Data entries:
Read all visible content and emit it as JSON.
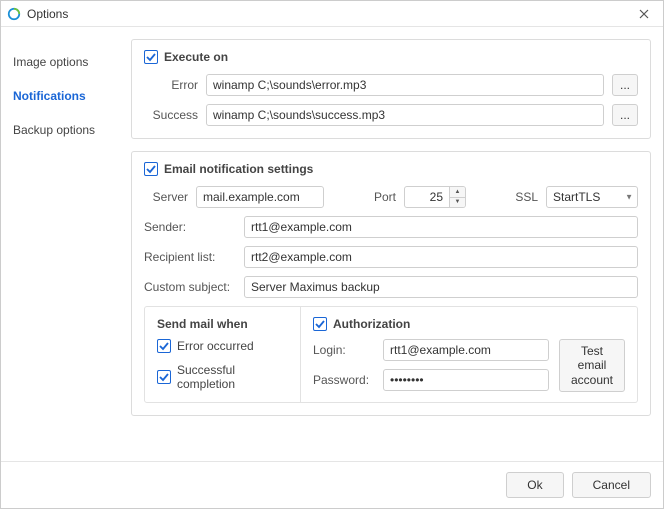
{
  "window": {
    "title": "Options"
  },
  "sidebar": {
    "items": [
      {
        "label": "Image options"
      },
      {
        "label": "Notifications"
      },
      {
        "label": "Backup options"
      }
    ]
  },
  "execute": {
    "title": "Execute on",
    "error_label": "Error",
    "error_value": "winamp C;\\sounds\\error.mp3",
    "success_label": "Success",
    "success_value": "winamp C;\\sounds\\success.mp3",
    "browse": "..."
  },
  "email": {
    "title": "Email notification settings",
    "server_label": "Server",
    "server_value": "mail.example.com",
    "port_label": "Port",
    "port_value": "25",
    "ssl_label": "SSL",
    "ssl_value": "StartTLS",
    "sender_label": "Sender:",
    "sender_value": "rtt1@example.com",
    "recipient_label": "Recipient list:",
    "recipient_value": "rtt2@example.com",
    "subject_label": "Custom subject:",
    "subject_value": "Server Maximus backup",
    "send_when": {
      "title": "Send mail when",
      "error": "Error occurred",
      "success": "Successful completion"
    },
    "auth": {
      "title": "Authorization",
      "login_label": "Login:",
      "login_value": "rtt1@example.com",
      "password_label": "Password:",
      "password_value": "••••••••",
      "test_label": "Test email account"
    }
  },
  "footer": {
    "ok": "Ok",
    "cancel": "Cancel"
  }
}
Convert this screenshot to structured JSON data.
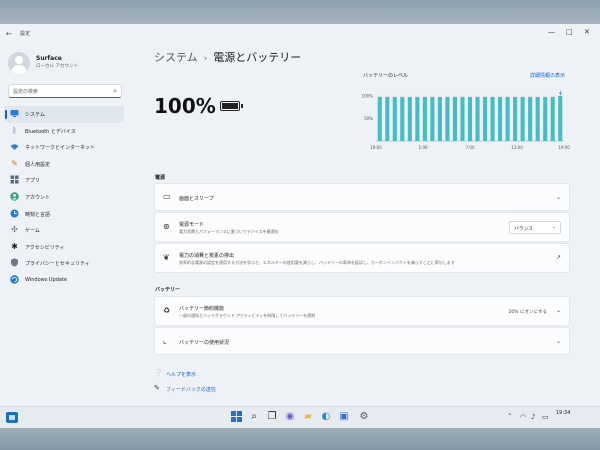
{
  "window": {
    "title": "設定",
    "back_icon": "back-arrow-icon",
    "controls": [
      "minimize-icon",
      "maximize-icon",
      "close-icon"
    ]
  },
  "user": {
    "name": "Surface",
    "account_type": "ローカル アカウント"
  },
  "search": {
    "placeholder": "設定の検索"
  },
  "sidebar": {
    "items": [
      {
        "label": "システム",
        "icon": "monitor-icon",
        "active": true
      },
      {
        "label": "Bluetooth とデバイス",
        "icon": "bluetooth-icon"
      },
      {
        "label": "ネットワークとインターネット",
        "icon": "wifi-icon"
      },
      {
        "label": "個人用設定",
        "icon": "brush-icon"
      },
      {
        "label": "アプリ",
        "icon": "apps-icon"
      },
      {
        "label": "アカウント",
        "icon": "person-icon"
      },
      {
        "label": "時刻と言語",
        "icon": "globe-clock-icon"
      },
      {
        "label": "ゲーム",
        "icon": "gamepad-icon"
      },
      {
        "label": "アクセシビリティ",
        "icon": "accessibility-icon"
      },
      {
        "label": "プライバシーとセキュリティ",
        "icon": "shield-icon"
      },
      {
        "label": "Windows Update",
        "icon": "update-icon"
      }
    ]
  },
  "header": {
    "parent": "システム",
    "separator": "›",
    "title": "電源とバッテリー"
  },
  "battery": {
    "percent": "100%",
    "icon": "battery-charging-icon"
  },
  "battery_level": {
    "title": "バッテリーのレベル",
    "details_link": "詳細情報の表示"
  },
  "chart_data": {
    "type": "bar",
    "title": "バッテリーのレベル",
    "y_ticks": [
      "100%",
      "50%"
    ],
    "x_ticks": [
      "19:00",
      "1:00",
      "7:00",
      "13:00",
      "19:00"
    ],
    "ylim": [
      0,
      100
    ],
    "values": [
      98,
      98,
      98,
      98,
      98,
      98,
      98,
      98,
      98,
      98,
      98,
      98,
      98,
      98,
      98,
      98,
      98,
      98,
      98,
      98,
      98,
      98,
      98,
      98,
      100
    ],
    "color": "#47bcc7",
    "grid": true
  },
  "power_section": {
    "label": "電源",
    "screen_sleep": {
      "title": "画面とスリープ",
      "icon": "screen-sleep-icon"
    },
    "power_mode": {
      "title": "電源モード",
      "desc": "電力消費とパフォーマンスに基づいてデバイスを最適化",
      "value": "バランス",
      "icon": "power-mode-icon"
    },
    "energy_recommendations": {
      "title": "電力の消費と炭素の排出",
      "desc": "効率的な電源の設定を適用する方法を学ぶと、エネルギーの使用量を減らし、バッテリーの寿命を延ばし、カーボンインパクトを減らすことに寄与します",
      "icon": "leaf-icon",
      "action_icon": "external-link-icon"
    }
  },
  "battery_section": {
    "label": "バッテリー",
    "saver": {
      "title": "バッテリー節約機能",
      "desc": "一部の通知とバックグラウンド アクティビティを制限してバッテリーを節約",
      "status": "20% にオンにする",
      "icon": "battery-saver-icon"
    },
    "usage": {
      "title": "バッテリーの使用状況",
      "icon": "chart-icon"
    }
  },
  "help": {
    "get_help": "ヘルプを表示",
    "feedback": "フィードバックの送信",
    "help_icon": "help-icon",
    "feedback_icon": "feedback-icon"
  },
  "taskbar": {
    "apps": [
      {
        "icon": "start-icon",
        "color": "#1f6fd0"
      },
      {
        "icon": "search-icon",
        "color": "#222222"
      },
      {
        "icon": "task-view-icon",
        "color": "#222222"
      },
      {
        "icon": "chat-icon",
        "color": "#6a5bd0"
      },
      {
        "icon": "file-explorer-icon",
        "color": "#f2b530"
      },
      {
        "icon": "edge-icon",
        "color": "#1a8ad0"
      },
      {
        "icon": "store-icon",
        "color": "#3a6fd0"
      },
      {
        "icon": "settings-icon",
        "color": "#555555"
      }
    ],
    "time": "19:34"
  },
  "colors": {
    "accent": "#1666c8",
    "chart_bar": "#47bcc7"
  }
}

Given instruction: In your copy, leave out the pictures and reproduce the material above exactly.

Correct output:
Read all visible content and emit it as JSON.
{
  "window": {
    "title": "Options"
  },
  "sidebar": {
    "items": [
      {
        "label": "Image options"
      },
      {
        "label": "Notifications"
      },
      {
        "label": "Backup options"
      }
    ]
  },
  "execute": {
    "title": "Execute on",
    "error_label": "Error",
    "error_value": "winamp C;\\sounds\\error.mp3",
    "success_label": "Success",
    "success_value": "winamp C;\\sounds\\success.mp3",
    "browse": "..."
  },
  "email": {
    "title": "Email notification settings",
    "server_label": "Server",
    "server_value": "mail.example.com",
    "port_label": "Port",
    "port_value": "25",
    "ssl_label": "SSL",
    "ssl_value": "StartTLS",
    "sender_label": "Sender:",
    "sender_value": "rtt1@example.com",
    "recipient_label": "Recipient list:",
    "recipient_value": "rtt2@example.com",
    "subject_label": "Custom subject:",
    "subject_value": "Server Maximus backup",
    "send_when": {
      "title": "Send mail when",
      "error": "Error occurred",
      "success": "Successful completion"
    },
    "auth": {
      "title": "Authorization",
      "login_label": "Login:",
      "login_value": "rtt1@example.com",
      "password_label": "Password:",
      "password_value": "••••••••",
      "test_label": "Test email account"
    }
  },
  "footer": {
    "ok": "Ok",
    "cancel": "Cancel"
  }
}
Convert this screenshot to structured JSON data.
{
  "window": {
    "title": "設定",
    "back_icon": "back-arrow-icon",
    "controls": [
      "minimize-icon",
      "maximize-icon",
      "close-icon"
    ]
  },
  "user": {
    "name": "Surface",
    "account_type": "ローカル アカウント"
  },
  "search": {
    "placeholder": "設定の検索"
  },
  "sidebar": {
    "items": [
      {
        "label": "システム",
        "icon": "monitor-icon",
        "active": true
      },
      {
        "label": "Bluetooth とデバイス",
        "icon": "bluetooth-icon"
      },
      {
        "label": "ネットワークとインターネット",
        "icon": "wifi-icon"
      },
      {
        "label": "個人用設定",
        "icon": "brush-icon"
      },
      {
        "label": "アプリ",
        "icon": "apps-icon"
      },
      {
        "label": "アカウント",
        "icon": "person-icon"
      },
      {
        "label": "時刻と言語",
        "icon": "globe-clock-icon"
      },
      {
        "label": "ゲーム",
        "icon": "gamepad-icon"
      },
      {
        "label": "アクセシビリティ",
        "icon": "accessibility-icon"
      },
      {
        "label": "プライバシーとセキュリティ",
        "icon": "shield-icon"
      },
      {
        "label": "Windows Update",
        "icon": "update-icon"
      }
    ]
  },
  "header": {
    "parent": "システム",
    "separator": "›",
    "title": "電源とバッテリー"
  },
  "battery": {
    "percent": "100%",
    "icon": "battery-charging-icon"
  },
  "battery_level": {
    "title": "バッテリーのレベル",
    "details_link": "詳細情報の表示"
  },
  "chart_data": {
    "type": "bar",
    "title": "バッテリーのレベル",
    "y_ticks": [
      "100%",
      "50%"
    ],
    "x_ticks": [
      "19:00",
      "1:00",
      "7:00",
      "13:00",
      "19:00"
    ],
    "ylim": [
      0,
      100
    ],
    "values": [
      98,
      98,
      98,
      98,
      98,
      98,
      98,
      98,
      98,
      98,
      98,
      98,
      98,
      98,
      98,
      98,
      98,
      98,
      98,
      98,
      98,
      98,
      98,
      98,
      100
    ],
    "color": "#47bcc7",
    "grid": true
  },
  "power_section": {
    "label": "電源",
    "screen_sleep": {
      "title": "画面とスリープ",
      "icon": "screen-sleep-icon"
    },
    "power_mode": {
      "title": "電源モード",
      "desc": "電力消費とパフォーマンスに基づいてデバイスを最適化",
      "value": "バランス",
      "icon": "power-mode-icon"
    },
    "energy_recommendations": {
      "title": "電力の消費と炭素の排出",
      "desc": "効率的な電源の設定を適用する方法を学ぶと、エネルギーの使用量を減らし、バッテリーの寿命を延ばし、カーボンインパクトを減らすことに寄与します",
      "icon": "leaf-icon",
      "action_icon": "external-link-icon"
    }
  },
  "battery_section": {
    "label": "バッテリー",
    "saver": {
      "title": "バッテリー節約機能",
      "desc": "一部の通知とバックグラウンド アクティビティを制限してバッテリーを節約",
      "status": "20% にオンにする",
      "icon": "battery-saver-icon"
    },
    "usage": {
      "title": "バッテリーの使用状況",
      "icon": "chart-icon"
    }
  },
  "help": {
    "get_help": "ヘルプを表示",
    "feedback": "フィードバックの送信",
    "help_icon": "help-icon",
    "feedback_icon": "feedback-icon"
  },
  "taskbar": {
    "apps": [
      {
        "icon": "start-icon",
        "color": "#1f6fd0"
      },
      {
        "icon": "search-icon",
        "color": "#222222"
      },
      {
        "icon": "task-view-icon",
        "color": "#222222"
      },
      {
        "icon": "chat-icon",
        "color": "#6a5bd0"
      },
      {
        "icon": "file-explorer-icon",
        "color": "#f2b530"
      },
      {
        "icon": "edge-icon",
        "color": "#1a8ad0"
      },
      {
        "icon": "store-icon",
        "color": "#3a6fd0"
      },
      {
        "icon": "settings-icon",
        "color": "#555555"
      }
    ],
    "time": "19:34"
  },
  "colors": {
    "accent": "#1666c8",
    "chart_bar": "#47bcc7"
  }
}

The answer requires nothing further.